→ INSTRUCTION:
Keep only the lines of the data below that contain "this", and copy them.

→ RECORDS SHOWN:
* Begin *

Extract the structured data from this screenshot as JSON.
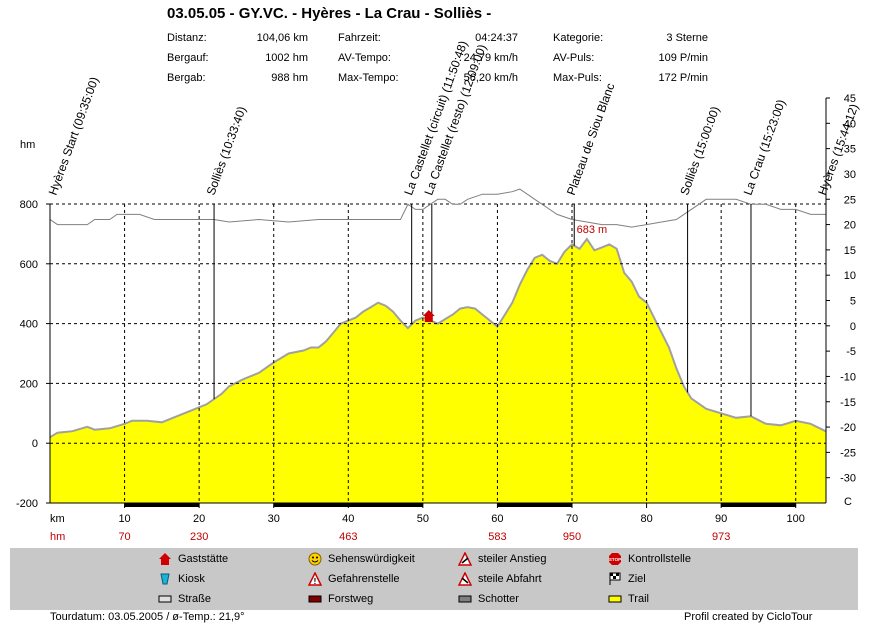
{
  "header": {
    "title": "03.05.05 - GY.VC. - Hyères - La Crau - Solliès -",
    "stats_col1": [
      {
        "label": "Distanz:",
        "value": "104,06 km"
      },
      {
        "label": "Bergauf:",
        "value": "1002 hm"
      },
      {
        "label": "Bergab:",
        "value": "988 hm"
      }
    ],
    "stats_col2": [
      {
        "label": "Fahrzeit:",
        "value": "04:24:37"
      },
      {
        "label": "AV-Tempo:",
        "value": "24,79 km/h"
      },
      {
        "label": "Max-Tempo:",
        "value": "56,20 km/h"
      }
    ],
    "stats_col3": [
      {
        "label": "Kategorie:",
        "value": "3 Sterne"
      },
      {
        "label": "AV-Puls:",
        "value": "109 P/min"
      },
      {
        "label": "Max-Puls:",
        "value": "172 P/min"
      }
    ]
  },
  "chart_data": {
    "type": "area",
    "y_left_unit": "hm",
    "x_unit": "km",
    "ylim_left": [
      -200,
      800
    ],
    "ylim_right": [
      -35,
      45
    ],
    "right_axis_last_label": "C",
    "xlim": [
      0,
      104.06
    ],
    "x_ticks": [
      10,
      20,
      30,
      40,
      50,
      60,
      70,
      80,
      90,
      100
    ],
    "y_left_ticks": [
      -200,
      0,
      200,
      400,
      600,
      800
    ],
    "y_right_ticks": [
      -30,
      -25,
      -20,
      -15,
      -10,
      -5,
      0,
      5,
      10,
      15,
      20,
      25,
      30,
      35,
      40,
      45
    ],
    "hm_row_label": "hm",
    "hm_row": [
      {
        "km": 10,
        "value": "70"
      },
      {
        "km": 20,
        "value": "230"
      },
      {
        "km": 30,
        "value": ""
      },
      {
        "km": 40,
        "value": "463"
      },
      {
        "km": 50,
        "value": ""
      },
      {
        "km": 60,
        "value": "583"
      },
      {
        "km": 70,
        "value": "950"
      },
      {
        "km": 80,
        "value": ""
      },
      {
        "km": 90,
        "value": "973"
      },
      {
        "km": 100,
        "value": ""
      }
    ],
    "peak_label": "683 m",
    "peak": {
      "km": 72.5,
      "alt": 683
    },
    "waypoints": [
      {
        "km": 0,
        "label": "Hyères Start (09:35:00)"
      },
      {
        "km": 22,
        "label": "Solliès (10:33:40)"
      },
      {
        "km": 48.5,
        "label": "La Castellet (circuit) (11:50:48)"
      },
      {
        "km": 51.2,
        "label": "La Castellet (resto) (12:09:00)"
      },
      {
        "km": 70.3,
        "label": "Plateau de Siou Blanc"
      },
      {
        "km": 85.5,
        "label": "Solliès (15:00:00)"
      },
      {
        "km": 94,
        "label": "La Crau (15:23:00)"
      },
      {
        "km": 104,
        "label": "Hyères (15:44:12)"
      }
    ],
    "altitude": {
      "x": [
        0,
        1,
        3,
        5,
        6,
        8,
        10,
        11,
        13,
        15,
        17,
        19,
        21,
        23,
        24,
        26,
        28,
        30,
        32,
        34,
        35,
        36,
        37,
        38,
        39,
        40,
        41,
        42,
        43,
        44,
        45,
        46,
        47,
        48,
        49,
        50,
        51,
        52,
        53,
        54,
        55,
        56,
        57,
        58,
        59,
        60,
        61,
        62,
        63,
        64,
        65,
        66,
        67,
        68,
        69,
        70,
        71,
        72,
        73,
        74,
        75,
        76,
        77,
        78,
        79,
        80,
        81,
        82,
        83,
        84,
        85,
        86,
        88,
        90,
        92,
        94,
        96,
        98,
        100,
        102,
        104
      ],
      "y": [
        20,
        35,
        40,
        55,
        45,
        50,
        65,
        75,
        75,
        70,
        90,
        110,
        130,
        165,
        190,
        215,
        235,
        270,
        300,
        310,
        320,
        320,
        340,
        370,
        400,
        410,
        420,
        440,
        455,
        470,
        460,
        440,
        410,
        385,
        410,
        420,
        410,
        400,
        415,
        430,
        450,
        455,
        450,
        430,
        410,
        390,
        430,
        470,
        530,
        580,
        620,
        630,
        610,
        600,
        640,
        665,
        650,
        683,
        645,
        655,
        665,
        650,
        570,
        540,
        490,
        470,
        420,
        370,
        320,
        250,
        190,
        150,
        115,
        100,
        85,
        90,
        65,
        60,
        75,
        65,
        40
      ]
    },
    "temperature": {
      "x": [
        0,
        1,
        3,
        5,
        6,
        8,
        9,
        10,
        12,
        14,
        16,
        18,
        20,
        22,
        24,
        28,
        32,
        36,
        40,
        44,
        47,
        48,
        49,
        50,
        51,
        52,
        53,
        54,
        55,
        56,
        58,
        60,
        62,
        63,
        64,
        65,
        66,
        67,
        68,
        70,
        72,
        74,
        76,
        78,
        80,
        82,
        84,
        85,
        86,
        88,
        90,
        92,
        94,
        96,
        98,
        100,
        102,
        104
      ],
      "x_note": "",
      "y": [
        21,
        20,
        20,
        20,
        21,
        21,
        22,
        22,
        22,
        21,
        21,
        21,
        21,
        21,
        20.5,
        21,
        20.5,
        21,
        21,
        21,
        21,
        24,
        23,
        23,
        24,
        25,
        25,
        24,
        24,
        25,
        26,
        26,
        26.5,
        27,
        26,
        25,
        24,
        23,
        22,
        21,
        20.5,
        20,
        20,
        19.5,
        20,
        20.5,
        21,
        22,
        23,
        25,
        25,
        25,
        24,
        24,
        23,
        23,
        22,
        22
      ]
    },
    "x_axis_stripe": [
      {
        "from": 10,
        "to": 20
      },
      {
        "from": 30,
        "to": 50
      },
      {
        "from": 60,
        "to": 70
      },
      {
        "from": 90,
        "to": 100
      }
    ],
    "colors": {
      "fill": "#ffff00",
      "outline": "#a0a0a0",
      "temperature": "#808080",
      "grid": "#000000",
      "hm_row_text": "#c00000",
      "peak_text": "#c00000",
      "stripe": "#000000",
      "legend_bg": "#c8c8c8"
    }
  },
  "legend": {
    "items": [
      {
        "icon": "restaurant-icon",
        "label": "Gaststätte"
      },
      {
        "icon": "kiosk-icon",
        "label": "Kiosk"
      },
      {
        "icon": "road-icon",
        "label": "Straße"
      },
      {
        "icon": "sight-smiley-icon",
        "label": "Sehenswürdigkeit"
      },
      {
        "icon": "danger-warning-icon",
        "label": "Gefahrenstelle"
      },
      {
        "icon": "forest-road-icon",
        "label": "Forstweg"
      },
      {
        "icon": "steep-climb-icon",
        "label": "steiler Anstieg"
      },
      {
        "icon": "steep-descent-icon",
        "label": "steile Abfahrt"
      },
      {
        "icon": "gravel-icon",
        "label": "Schotter"
      },
      {
        "icon": "stop-icon",
        "label": "Kontrollstelle"
      },
      {
        "icon": "finish-flag-icon",
        "label": "Ziel"
      },
      {
        "icon": "trail-icon",
        "label": "Trail"
      }
    ]
  },
  "footer": {
    "left": "Tourdatum: 03.05.2005  /  ø-Temp.: 21,9°",
    "right": "Profil created by CicloTour"
  }
}
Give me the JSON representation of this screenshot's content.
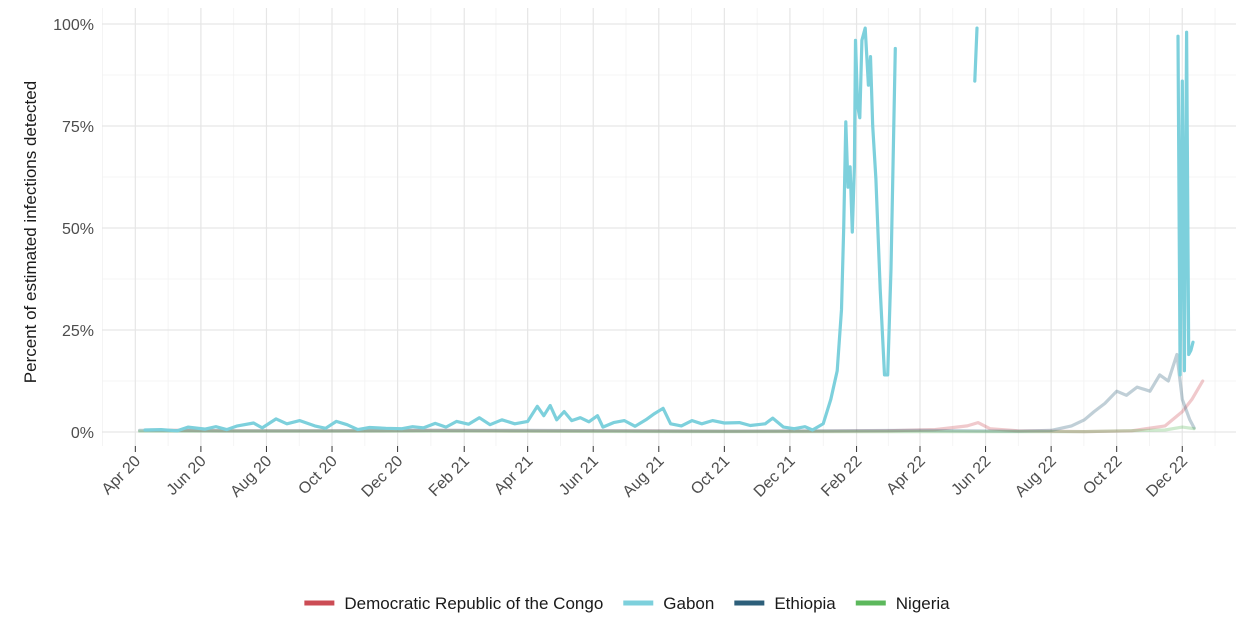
{
  "chart_data": {
    "type": "line",
    "xlabel": "",
    "ylabel": "Percent of estimated infections detected",
    "x_range": [
      "2020-03-01",
      "2023-01-20"
    ],
    "ylim": [
      0,
      100
    ],
    "y_ticks": [
      0,
      25,
      50,
      75,
      100
    ],
    "y_tick_labels": [
      "0%",
      "25%",
      "50%",
      "75%",
      "100%"
    ],
    "x_ticks": [
      "2020-04-01",
      "2020-06-01",
      "2020-08-01",
      "2020-10-01",
      "2020-12-01",
      "2021-02-01",
      "2021-04-01",
      "2021-06-01",
      "2021-08-01",
      "2021-10-01",
      "2021-12-01",
      "2022-02-01",
      "2022-04-01",
      "2022-06-01",
      "2022-08-01",
      "2022-10-01",
      "2022-12-01"
    ],
    "x_tick_labels": [
      "Apr 20",
      "Jun 20",
      "Aug 20",
      "Oct 20",
      "Dec 20",
      "Feb 21",
      "Apr 21",
      "Jun 21",
      "Aug 21",
      "Oct 21",
      "Dec 21",
      "Feb 22",
      "Apr 22",
      "Jun 22",
      "Aug 22",
      "Oct 22",
      "Dec 22"
    ],
    "grid": true,
    "legend_position": "bottom",
    "series": [
      {
        "name": "Democratic Republic of the Congo",
        "color": "#cc4c55",
        "opacity": 0.3,
        "segments": [
          [
            {
              "x": "2020-04-15",
              "y": 0.5
            },
            {
              "x": "2020-07-01",
              "y": 0.3
            },
            {
              "x": "2020-10-01",
              "y": 0.3
            },
            {
              "x": "2021-01-01",
              "y": 0.4
            },
            {
              "x": "2021-04-01",
              "y": 0.3
            },
            {
              "x": "2021-07-01",
              "y": 0.3
            },
            {
              "x": "2021-10-01",
              "y": 0.2
            },
            {
              "x": "2022-01-01",
              "y": 0.2
            },
            {
              "x": "2022-03-01",
              "y": 0.3
            },
            {
              "x": "2022-04-15",
              "y": 0.6
            },
            {
              "x": "2022-05-15",
              "y": 1.5
            },
            {
              "x": "2022-05-25",
              "y": 2.3
            },
            {
              "x": "2022-06-05",
              "y": 0.8
            },
            {
              "x": "2022-07-01",
              "y": 0.3
            },
            {
              "x": "2022-09-01",
              "y": 0.1
            },
            {
              "x": "2022-10-15",
              "y": 0.3
            },
            {
              "x": "2022-11-15",
              "y": 1.5
            },
            {
              "x": "2022-12-01",
              "y": 5
            },
            {
              "x": "2022-12-10",
              "y": 8
            },
            {
              "x": "2022-12-20",
              "y": 12.5
            }
          ]
        ]
      },
      {
        "name": "Gabon",
        "color": "#7dd0dc",
        "opacity": 1,
        "segments": [
          [
            {
              "x": "2020-04-10",
              "y": 0.5
            },
            {
              "x": "2020-04-25",
              "y": 0.6
            },
            {
              "x": "2020-05-10",
              "y": 0.3
            },
            {
              "x": "2020-05-20",
              "y": 1.2
            },
            {
              "x": "2020-06-05",
              "y": 0.7
            },
            {
              "x": "2020-06-15",
              "y": 1.3
            },
            {
              "x": "2020-06-25",
              "y": 0.6
            },
            {
              "x": "2020-07-05",
              "y": 1.5
            },
            {
              "x": "2020-07-20",
              "y": 2.2
            },
            {
              "x": "2020-07-28",
              "y": 1.0
            },
            {
              "x": "2020-08-10",
              "y": 3.2
            },
            {
              "x": "2020-08-20",
              "y": 2.0
            },
            {
              "x": "2020-09-01",
              "y": 2.8
            },
            {
              "x": "2020-09-15",
              "y": 1.5
            },
            {
              "x": "2020-09-25",
              "y": 0.9
            },
            {
              "x": "2020-10-05",
              "y": 2.6
            },
            {
              "x": "2020-10-15",
              "y": 1.8
            },
            {
              "x": "2020-10-25",
              "y": 0.6
            },
            {
              "x": "2020-11-05",
              "y": 1.1
            },
            {
              "x": "2020-11-20",
              "y": 0.9
            },
            {
              "x": "2020-12-05",
              "y": 0.8
            },
            {
              "x": "2020-12-15",
              "y": 1.3
            },
            {
              "x": "2020-12-25",
              "y": 1.0
            },
            {
              "x": "2021-01-05",
              "y": 2.1
            },
            {
              "x": "2021-01-15",
              "y": 1.2
            },
            {
              "x": "2021-01-25",
              "y": 2.6
            },
            {
              "x": "2021-02-05",
              "y": 1.9
            },
            {
              "x": "2021-02-15",
              "y": 3.5
            },
            {
              "x": "2021-02-25",
              "y": 1.8
            },
            {
              "x": "2021-03-08",
              "y": 3.0
            },
            {
              "x": "2021-03-20",
              "y": 2.0
            },
            {
              "x": "2021-04-01",
              "y": 2.6
            },
            {
              "x": "2021-04-10",
              "y": 6.3
            },
            {
              "x": "2021-04-16",
              "y": 4.0
            },
            {
              "x": "2021-04-22",
              "y": 6.5
            },
            {
              "x": "2021-04-28",
              "y": 3.0
            },
            {
              "x": "2021-05-05",
              "y": 5.0
            },
            {
              "x": "2021-05-12",
              "y": 2.8
            },
            {
              "x": "2021-05-20",
              "y": 3.5
            },
            {
              "x": "2021-05-28",
              "y": 2.5
            },
            {
              "x": "2021-06-05",
              "y": 4.0
            },
            {
              "x": "2021-06-10",
              "y": 1.2
            },
            {
              "x": "2021-06-20",
              "y": 2.3
            },
            {
              "x": "2021-06-30",
              "y": 2.8
            },
            {
              "x": "2021-07-10",
              "y": 1.4
            },
            {
              "x": "2021-07-20",
              "y": 3.0
            },
            {
              "x": "2021-07-28",
              "y": 4.5
            },
            {
              "x": "2021-08-05",
              "y": 5.8
            },
            {
              "x": "2021-08-12",
              "y": 2.0
            },
            {
              "x": "2021-08-22",
              "y": 1.5
            },
            {
              "x": "2021-09-01",
              "y": 2.8
            },
            {
              "x": "2021-09-10",
              "y": 2.0
            },
            {
              "x": "2021-09-20",
              "y": 2.8
            },
            {
              "x": "2021-10-01",
              "y": 2.2
            },
            {
              "x": "2021-10-15",
              "y": 2.3
            },
            {
              "x": "2021-10-25",
              "y": 1.6
            },
            {
              "x": "2021-11-08",
              "y": 2.0
            },
            {
              "x": "2021-11-15",
              "y": 3.4
            },
            {
              "x": "2021-11-25",
              "y": 1.2
            },
            {
              "x": "2021-12-05",
              "y": 0.8
            },
            {
              "x": "2021-12-15",
              "y": 1.3
            },
            {
              "x": "2021-12-22",
              "y": 0.5
            },
            {
              "x": "2022-01-01",
              "y": 2.0
            },
            {
              "x": "2022-01-08",
              "y": 8
            },
            {
              "x": "2022-01-14",
              "y": 15
            },
            {
              "x": "2022-01-18",
              "y": 30
            },
            {
              "x": "2022-01-20",
              "y": 50
            },
            {
              "x": "2022-01-22",
              "y": 76
            },
            {
              "x": "2022-01-24",
              "y": 60
            },
            {
              "x": "2022-01-26",
              "y": 65
            },
            {
              "x": "2022-01-28",
              "y": 49
            },
            {
              "x": "2022-01-30",
              "y": 65
            },
            {
              "x": "2022-01-31",
              "y": 96
            },
            {
              "x": "2022-02-02",
              "y": 80
            },
            {
              "x": "2022-02-04",
              "y": 77
            },
            {
              "x": "2022-02-06",
              "y": 96
            },
            {
              "x": "2022-02-09",
              "y": 99
            },
            {
              "x": "2022-02-12",
              "y": 85
            },
            {
              "x": "2022-02-14",
              "y": 92
            },
            {
              "x": "2022-02-16",
              "y": 75
            },
            {
              "x": "2022-02-19",
              "y": 62
            },
            {
              "x": "2022-02-23",
              "y": 35
            },
            {
              "x": "2022-02-27",
              "y": 14
            },
            {
              "x": "2022-03-02",
              "y": 14
            },
            {
              "x": "2022-03-05",
              "y": 40
            },
            {
              "x": "2022-03-09",
              "y": 94
            }
          ],
          [
            {
              "x": "2022-05-22",
              "y": 86
            },
            {
              "x": "2022-05-24",
              "y": 99
            }
          ],
          [
            {
              "x": "2022-11-27",
              "y": 97
            },
            {
              "x": "2022-11-29",
              "y": 14
            },
            {
              "x": "2022-12-01",
              "y": 86
            },
            {
              "x": "2022-12-03",
              "y": 15
            },
            {
              "x": "2022-12-05",
              "y": 98
            },
            {
              "x": "2022-12-07",
              "y": 19
            },
            {
              "x": "2022-12-09",
              "y": 20
            },
            {
              "x": "2022-12-11",
              "y": 22
            }
          ]
        ]
      },
      {
        "name": "Ethiopia",
        "color": "#2d5f7a",
        "opacity": 0.3,
        "segments": [
          [
            {
              "x": "2020-04-05",
              "y": 0.4
            },
            {
              "x": "2020-07-01",
              "y": 0.3
            },
            {
              "x": "2020-10-01",
              "y": 0.3
            },
            {
              "x": "2021-01-01",
              "y": 0.4
            },
            {
              "x": "2021-04-01",
              "y": 0.4
            },
            {
              "x": "2021-07-01",
              "y": 0.3
            },
            {
              "x": "2021-10-01",
              "y": 0.2
            },
            {
              "x": "2022-01-01",
              "y": 0.3
            },
            {
              "x": "2022-04-01",
              "y": 0.4
            },
            {
              "x": "2022-07-01",
              "y": 0.2
            },
            {
              "x": "2022-08-01",
              "y": 0.4
            },
            {
              "x": "2022-08-20",
              "y": 1.5
            },
            {
              "x": "2022-09-01",
              "y": 3.0
            },
            {
              "x": "2022-09-10",
              "y": 5.0
            },
            {
              "x": "2022-09-20",
              "y": 7.0
            },
            {
              "x": "2022-10-01",
              "y": 10.0
            },
            {
              "x": "2022-10-10",
              "y": 9.0
            },
            {
              "x": "2022-10-20",
              "y": 11.0
            },
            {
              "x": "2022-11-01",
              "y": 10.0
            },
            {
              "x": "2022-11-10",
              "y": 14.0
            },
            {
              "x": "2022-11-18",
              "y": 12.5
            },
            {
              "x": "2022-11-26",
              "y": 19.0
            },
            {
              "x": "2022-12-01",
              "y": 8.0
            },
            {
              "x": "2022-12-08",
              "y": 3.0
            },
            {
              "x": "2022-12-12",
              "y": 1.0
            }
          ]
        ]
      },
      {
        "name": "Nigeria",
        "color": "#5cb85c",
        "opacity": 0.3,
        "segments": [
          [
            {
              "x": "2020-04-05",
              "y": 0.2
            },
            {
              "x": "2020-09-01",
              "y": 0.2
            },
            {
              "x": "2021-03-01",
              "y": 0.2
            },
            {
              "x": "2021-09-01",
              "y": 0.1
            },
            {
              "x": "2022-03-01",
              "y": 0.1
            },
            {
              "x": "2022-09-01",
              "y": 0.1
            },
            {
              "x": "2022-11-15",
              "y": 0.5
            },
            {
              "x": "2022-12-01",
              "y": 1.2
            },
            {
              "x": "2022-12-12",
              "y": 0.8
            }
          ]
        ]
      }
    ]
  }
}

* End *

→ OUTPUT OF THE TASK:
Extract the structured data from this screenshot as JSON.
Give me the JSON representation of this screenshot's content.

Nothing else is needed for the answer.